#### PROBLEM TO WORK ON
Echo the lines verbatim, covering the stretch from the start of the records through the line containing "bar <box>320 584 323 610</box>", with both ends included.

[Bounding box lines]
══════

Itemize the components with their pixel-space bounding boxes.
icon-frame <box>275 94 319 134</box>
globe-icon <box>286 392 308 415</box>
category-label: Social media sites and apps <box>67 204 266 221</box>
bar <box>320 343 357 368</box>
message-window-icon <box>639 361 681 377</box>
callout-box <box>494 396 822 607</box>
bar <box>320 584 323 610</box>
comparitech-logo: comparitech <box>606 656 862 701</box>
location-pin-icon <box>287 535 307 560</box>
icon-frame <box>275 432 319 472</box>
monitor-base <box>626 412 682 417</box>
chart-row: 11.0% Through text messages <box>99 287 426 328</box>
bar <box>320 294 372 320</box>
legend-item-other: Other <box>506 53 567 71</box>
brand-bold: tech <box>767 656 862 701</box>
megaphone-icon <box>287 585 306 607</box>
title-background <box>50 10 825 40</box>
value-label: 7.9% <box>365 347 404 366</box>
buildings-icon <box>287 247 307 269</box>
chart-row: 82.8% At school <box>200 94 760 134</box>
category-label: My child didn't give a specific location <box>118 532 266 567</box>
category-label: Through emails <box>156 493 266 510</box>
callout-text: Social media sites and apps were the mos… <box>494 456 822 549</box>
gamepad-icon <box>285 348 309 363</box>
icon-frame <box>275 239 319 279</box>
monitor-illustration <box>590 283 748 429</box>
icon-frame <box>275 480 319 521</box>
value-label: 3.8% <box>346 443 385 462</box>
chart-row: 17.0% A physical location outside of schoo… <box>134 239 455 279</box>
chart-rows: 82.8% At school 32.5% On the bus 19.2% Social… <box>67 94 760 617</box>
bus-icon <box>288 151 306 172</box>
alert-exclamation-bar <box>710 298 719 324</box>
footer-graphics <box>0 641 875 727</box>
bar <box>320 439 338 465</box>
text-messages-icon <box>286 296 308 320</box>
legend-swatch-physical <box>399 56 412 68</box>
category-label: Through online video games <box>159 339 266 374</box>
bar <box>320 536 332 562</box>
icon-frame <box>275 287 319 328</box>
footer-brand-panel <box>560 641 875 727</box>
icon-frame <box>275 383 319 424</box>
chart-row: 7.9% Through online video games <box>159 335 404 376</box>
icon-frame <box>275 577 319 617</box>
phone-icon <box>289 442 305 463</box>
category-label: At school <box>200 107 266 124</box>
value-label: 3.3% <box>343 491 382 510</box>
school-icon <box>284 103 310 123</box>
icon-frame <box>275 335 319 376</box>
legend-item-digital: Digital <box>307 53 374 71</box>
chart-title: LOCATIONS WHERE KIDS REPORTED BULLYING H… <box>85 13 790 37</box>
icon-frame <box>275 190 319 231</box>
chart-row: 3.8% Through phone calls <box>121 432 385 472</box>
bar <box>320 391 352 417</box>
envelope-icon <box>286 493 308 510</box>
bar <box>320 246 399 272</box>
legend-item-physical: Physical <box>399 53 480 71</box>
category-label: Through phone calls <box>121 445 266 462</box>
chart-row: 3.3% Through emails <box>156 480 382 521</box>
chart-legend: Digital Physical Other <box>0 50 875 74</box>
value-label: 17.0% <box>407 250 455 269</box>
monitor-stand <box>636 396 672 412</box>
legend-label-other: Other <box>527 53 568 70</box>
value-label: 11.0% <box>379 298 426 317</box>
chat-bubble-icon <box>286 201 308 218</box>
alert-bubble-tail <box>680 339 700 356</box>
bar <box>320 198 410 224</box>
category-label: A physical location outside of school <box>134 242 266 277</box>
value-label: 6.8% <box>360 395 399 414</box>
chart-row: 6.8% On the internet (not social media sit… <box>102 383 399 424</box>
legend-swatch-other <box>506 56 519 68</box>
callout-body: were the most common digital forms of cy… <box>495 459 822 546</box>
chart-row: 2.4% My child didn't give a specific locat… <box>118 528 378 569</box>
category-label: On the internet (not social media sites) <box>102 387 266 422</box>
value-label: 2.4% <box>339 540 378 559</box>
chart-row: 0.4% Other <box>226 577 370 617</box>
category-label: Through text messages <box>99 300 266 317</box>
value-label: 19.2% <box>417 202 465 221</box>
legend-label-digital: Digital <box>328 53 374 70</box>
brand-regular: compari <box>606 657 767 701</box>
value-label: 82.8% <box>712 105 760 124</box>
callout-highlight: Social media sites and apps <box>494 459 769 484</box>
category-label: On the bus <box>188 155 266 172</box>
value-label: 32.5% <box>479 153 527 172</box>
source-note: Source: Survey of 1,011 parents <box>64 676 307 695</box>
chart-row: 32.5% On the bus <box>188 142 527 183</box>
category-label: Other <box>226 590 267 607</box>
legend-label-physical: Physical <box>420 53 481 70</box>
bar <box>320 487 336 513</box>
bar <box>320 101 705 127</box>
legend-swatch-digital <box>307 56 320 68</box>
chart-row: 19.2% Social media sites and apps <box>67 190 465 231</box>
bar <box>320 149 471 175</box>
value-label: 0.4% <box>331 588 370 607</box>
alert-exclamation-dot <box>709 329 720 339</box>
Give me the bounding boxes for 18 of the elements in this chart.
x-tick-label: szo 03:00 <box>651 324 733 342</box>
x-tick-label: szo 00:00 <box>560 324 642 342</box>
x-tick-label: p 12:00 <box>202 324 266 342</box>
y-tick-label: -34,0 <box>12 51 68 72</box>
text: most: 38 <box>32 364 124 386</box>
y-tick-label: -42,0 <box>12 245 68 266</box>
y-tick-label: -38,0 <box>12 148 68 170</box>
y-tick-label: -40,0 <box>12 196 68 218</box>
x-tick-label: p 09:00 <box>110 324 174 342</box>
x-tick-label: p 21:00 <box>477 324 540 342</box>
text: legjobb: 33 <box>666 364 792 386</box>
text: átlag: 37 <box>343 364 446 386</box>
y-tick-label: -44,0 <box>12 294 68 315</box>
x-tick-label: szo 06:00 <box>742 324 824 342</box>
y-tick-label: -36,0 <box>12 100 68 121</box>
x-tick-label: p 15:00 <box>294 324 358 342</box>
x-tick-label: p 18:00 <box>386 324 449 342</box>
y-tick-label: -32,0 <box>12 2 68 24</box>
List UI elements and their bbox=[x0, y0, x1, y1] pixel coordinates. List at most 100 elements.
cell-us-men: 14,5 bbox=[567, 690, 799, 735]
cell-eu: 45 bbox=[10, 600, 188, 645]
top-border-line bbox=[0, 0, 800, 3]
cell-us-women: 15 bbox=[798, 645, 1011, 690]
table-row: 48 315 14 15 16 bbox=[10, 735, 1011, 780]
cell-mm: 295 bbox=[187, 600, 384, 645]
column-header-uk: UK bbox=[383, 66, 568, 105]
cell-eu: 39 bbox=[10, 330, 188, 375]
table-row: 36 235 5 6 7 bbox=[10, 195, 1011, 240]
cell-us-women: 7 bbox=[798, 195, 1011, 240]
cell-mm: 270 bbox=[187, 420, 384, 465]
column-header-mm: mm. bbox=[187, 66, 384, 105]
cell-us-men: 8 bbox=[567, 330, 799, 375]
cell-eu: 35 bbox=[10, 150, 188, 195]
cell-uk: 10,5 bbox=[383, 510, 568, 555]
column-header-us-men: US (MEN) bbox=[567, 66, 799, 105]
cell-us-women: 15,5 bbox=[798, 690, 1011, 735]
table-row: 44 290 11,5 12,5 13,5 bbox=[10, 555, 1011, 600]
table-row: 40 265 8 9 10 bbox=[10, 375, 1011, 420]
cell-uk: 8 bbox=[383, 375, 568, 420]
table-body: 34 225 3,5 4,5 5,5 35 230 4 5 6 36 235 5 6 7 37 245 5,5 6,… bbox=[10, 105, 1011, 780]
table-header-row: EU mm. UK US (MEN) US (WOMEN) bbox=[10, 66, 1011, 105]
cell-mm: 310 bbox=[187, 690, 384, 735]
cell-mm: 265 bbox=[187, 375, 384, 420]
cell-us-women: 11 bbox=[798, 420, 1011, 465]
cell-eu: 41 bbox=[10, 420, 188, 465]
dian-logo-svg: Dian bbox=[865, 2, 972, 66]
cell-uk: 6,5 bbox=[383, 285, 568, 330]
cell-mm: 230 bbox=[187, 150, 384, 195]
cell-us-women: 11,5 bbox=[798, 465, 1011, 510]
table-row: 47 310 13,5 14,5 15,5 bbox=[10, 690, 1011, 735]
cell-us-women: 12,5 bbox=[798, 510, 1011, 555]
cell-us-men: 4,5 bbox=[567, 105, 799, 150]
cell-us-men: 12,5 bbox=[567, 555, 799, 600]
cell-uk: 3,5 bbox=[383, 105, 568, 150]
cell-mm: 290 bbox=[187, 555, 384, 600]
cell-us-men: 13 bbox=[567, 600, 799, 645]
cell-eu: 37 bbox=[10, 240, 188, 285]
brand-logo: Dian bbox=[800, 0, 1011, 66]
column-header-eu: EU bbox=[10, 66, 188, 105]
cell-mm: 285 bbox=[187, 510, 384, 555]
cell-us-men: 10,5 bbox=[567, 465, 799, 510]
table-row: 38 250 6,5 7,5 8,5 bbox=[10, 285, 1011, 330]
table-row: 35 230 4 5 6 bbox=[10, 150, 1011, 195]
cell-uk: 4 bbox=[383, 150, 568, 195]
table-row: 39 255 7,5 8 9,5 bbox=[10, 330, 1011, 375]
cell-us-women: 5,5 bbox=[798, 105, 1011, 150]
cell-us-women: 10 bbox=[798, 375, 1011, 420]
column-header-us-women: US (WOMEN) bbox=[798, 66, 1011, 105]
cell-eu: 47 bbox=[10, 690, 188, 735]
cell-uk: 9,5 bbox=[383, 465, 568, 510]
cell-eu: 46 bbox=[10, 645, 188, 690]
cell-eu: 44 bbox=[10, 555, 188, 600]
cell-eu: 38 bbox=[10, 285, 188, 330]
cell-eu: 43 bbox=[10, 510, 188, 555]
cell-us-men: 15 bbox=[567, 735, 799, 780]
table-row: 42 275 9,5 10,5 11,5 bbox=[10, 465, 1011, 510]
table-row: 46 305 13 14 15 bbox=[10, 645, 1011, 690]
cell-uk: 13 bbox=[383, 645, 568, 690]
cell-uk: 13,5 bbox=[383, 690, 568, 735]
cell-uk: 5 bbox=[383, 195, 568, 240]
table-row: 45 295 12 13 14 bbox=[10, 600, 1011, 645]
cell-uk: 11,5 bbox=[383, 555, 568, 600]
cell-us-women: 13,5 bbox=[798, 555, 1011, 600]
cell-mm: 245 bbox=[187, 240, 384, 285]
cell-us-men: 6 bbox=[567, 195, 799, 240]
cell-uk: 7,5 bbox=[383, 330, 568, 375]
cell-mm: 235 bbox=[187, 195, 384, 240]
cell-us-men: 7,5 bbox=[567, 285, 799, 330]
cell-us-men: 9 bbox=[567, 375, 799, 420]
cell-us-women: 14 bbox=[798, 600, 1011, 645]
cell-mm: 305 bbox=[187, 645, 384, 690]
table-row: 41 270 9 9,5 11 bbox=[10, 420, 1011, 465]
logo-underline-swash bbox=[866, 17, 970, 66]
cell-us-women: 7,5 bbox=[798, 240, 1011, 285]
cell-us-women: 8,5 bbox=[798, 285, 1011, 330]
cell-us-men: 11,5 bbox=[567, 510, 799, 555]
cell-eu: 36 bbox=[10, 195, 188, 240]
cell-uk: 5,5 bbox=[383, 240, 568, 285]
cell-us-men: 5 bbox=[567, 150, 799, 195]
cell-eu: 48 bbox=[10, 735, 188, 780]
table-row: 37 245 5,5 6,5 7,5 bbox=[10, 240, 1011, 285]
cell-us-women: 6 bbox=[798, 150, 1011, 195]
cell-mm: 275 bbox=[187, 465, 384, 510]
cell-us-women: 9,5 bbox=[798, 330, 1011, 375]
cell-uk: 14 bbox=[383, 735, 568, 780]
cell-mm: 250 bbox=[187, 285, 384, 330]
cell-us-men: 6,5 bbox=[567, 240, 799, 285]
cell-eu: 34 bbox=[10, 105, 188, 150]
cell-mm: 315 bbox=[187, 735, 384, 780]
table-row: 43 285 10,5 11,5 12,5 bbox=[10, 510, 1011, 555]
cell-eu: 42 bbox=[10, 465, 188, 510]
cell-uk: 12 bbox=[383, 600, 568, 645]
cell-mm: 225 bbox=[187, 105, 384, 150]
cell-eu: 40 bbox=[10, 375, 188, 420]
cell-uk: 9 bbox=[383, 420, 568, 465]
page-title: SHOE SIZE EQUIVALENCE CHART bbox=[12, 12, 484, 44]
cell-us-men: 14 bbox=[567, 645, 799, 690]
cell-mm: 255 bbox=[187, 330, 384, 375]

══════

#### FINAL RESULT
Itemize the components with their pixel-space bounding boxes.
icon-frame <box>275 94 319 134</box>
globe-icon <box>286 392 308 415</box>
category-label: Social media sites and apps <box>67 204 266 221</box>
bar <box>320 343 357 368</box>
message-window-icon <box>639 361 681 377</box>
callout-box <box>494 396 822 607</box>
bar <box>320 584 323 610</box>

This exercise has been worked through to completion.